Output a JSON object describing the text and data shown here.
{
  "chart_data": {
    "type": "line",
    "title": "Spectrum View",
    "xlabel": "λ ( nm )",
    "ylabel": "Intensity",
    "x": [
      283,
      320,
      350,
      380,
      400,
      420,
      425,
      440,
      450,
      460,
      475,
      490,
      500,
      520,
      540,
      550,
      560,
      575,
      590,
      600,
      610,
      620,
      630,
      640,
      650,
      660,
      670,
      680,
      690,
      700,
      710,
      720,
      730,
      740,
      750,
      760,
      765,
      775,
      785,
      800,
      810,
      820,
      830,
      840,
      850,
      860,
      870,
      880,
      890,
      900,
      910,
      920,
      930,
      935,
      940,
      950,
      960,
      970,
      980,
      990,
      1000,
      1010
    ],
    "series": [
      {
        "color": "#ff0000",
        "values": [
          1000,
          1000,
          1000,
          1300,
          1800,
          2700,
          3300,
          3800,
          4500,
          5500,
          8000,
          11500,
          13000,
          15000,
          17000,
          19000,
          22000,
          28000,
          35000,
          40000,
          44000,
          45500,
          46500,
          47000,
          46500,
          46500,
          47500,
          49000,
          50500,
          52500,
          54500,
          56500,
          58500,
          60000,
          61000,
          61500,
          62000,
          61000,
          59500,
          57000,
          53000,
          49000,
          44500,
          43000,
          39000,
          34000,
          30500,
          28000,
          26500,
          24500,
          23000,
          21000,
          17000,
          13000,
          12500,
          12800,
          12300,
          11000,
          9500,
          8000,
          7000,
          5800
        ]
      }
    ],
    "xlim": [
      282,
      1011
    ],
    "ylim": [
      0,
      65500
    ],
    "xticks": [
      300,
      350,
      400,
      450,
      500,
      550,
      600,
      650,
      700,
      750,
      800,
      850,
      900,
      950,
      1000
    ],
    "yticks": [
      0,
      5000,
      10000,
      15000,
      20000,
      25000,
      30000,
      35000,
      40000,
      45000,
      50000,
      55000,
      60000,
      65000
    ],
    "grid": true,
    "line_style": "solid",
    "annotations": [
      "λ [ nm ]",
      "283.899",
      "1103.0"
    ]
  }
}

• _Prompt_: Return each line of the records above exactly as it reads.

• _The answer_:
Output a JSON object describing the text and data shown here.
{
  "chart_data": {
    "type": "line",
    "title": "Spectrum View",
    "xlabel": "λ ( nm )",
    "ylabel": "Intensity",
    "x": [
      283,
      320,
      350,
      380,
      400,
      420,
      425,
      440,
      450,
      460,
      475,
      490,
      500,
      520,
      540,
      550,
      560,
      575,
      590,
      600,
      610,
      620,
      630,
      640,
      650,
      660,
      670,
      680,
      690,
      700,
      710,
      720,
      730,
      740,
      750,
      760,
      765,
      775,
      785,
      800,
      810,
      820,
      830,
      840,
      850,
      860,
      870,
      880,
      890,
      900,
      910,
      920,
      930,
      935,
      940,
      950,
      960,
      970,
      980,
      990,
      1000,
      1010
    ],
    "series": [
      {
        "color": "#ff0000",
        "values": [
          1000,
          1000,
          1000,
          1300,
          1800,
          2700,
          3300,
          3800,
          4500,
          5500,
          8000,
          11500,
          13000,
          15000,
          17000,
          19000,
          22000,
          28000,
          35000,
          40000,
          44000,
          45500,
          46500,
          47000,
          46500,
          46500,
          47500,
          49000,
          50500,
          52500,
          54500,
          56500,
          58500,
          60000,
          61000,
          61500,
          62000,
          61000,
          59500,
          57000,
          53000,
          49000,
          44500,
          43000,
          39000,
          34000,
          30500,
          28000,
          26500,
          24500,
          23000,
          21000,
          17000,
          13000,
          12500,
          12800,
          12300,
          11000,
          9500,
          8000,
          7000,
          5800
        ]
      }
    ],
    "xlim": [
      282,
      1011
    ],
    "ylim": [
      0,
      65500
    ],
    "xticks": [
      300,
      350,
      400,
      450,
      500,
      550,
      600,
      650,
      700,
      750,
      800,
      850,
      900,
      950,
      1000
    ],
    "yticks": [
      0,
      5000,
      10000,
      15000,
      20000,
      25000,
      30000,
      35000,
      40000,
      45000,
      50000,
      55000,
      60000,
      65000
    ],
    "grid": true,
    "line_style": "solid",
    "annotations": [
      "λ [ nm ]",
      "283.899",
      "1103.0"
    ]
  }
}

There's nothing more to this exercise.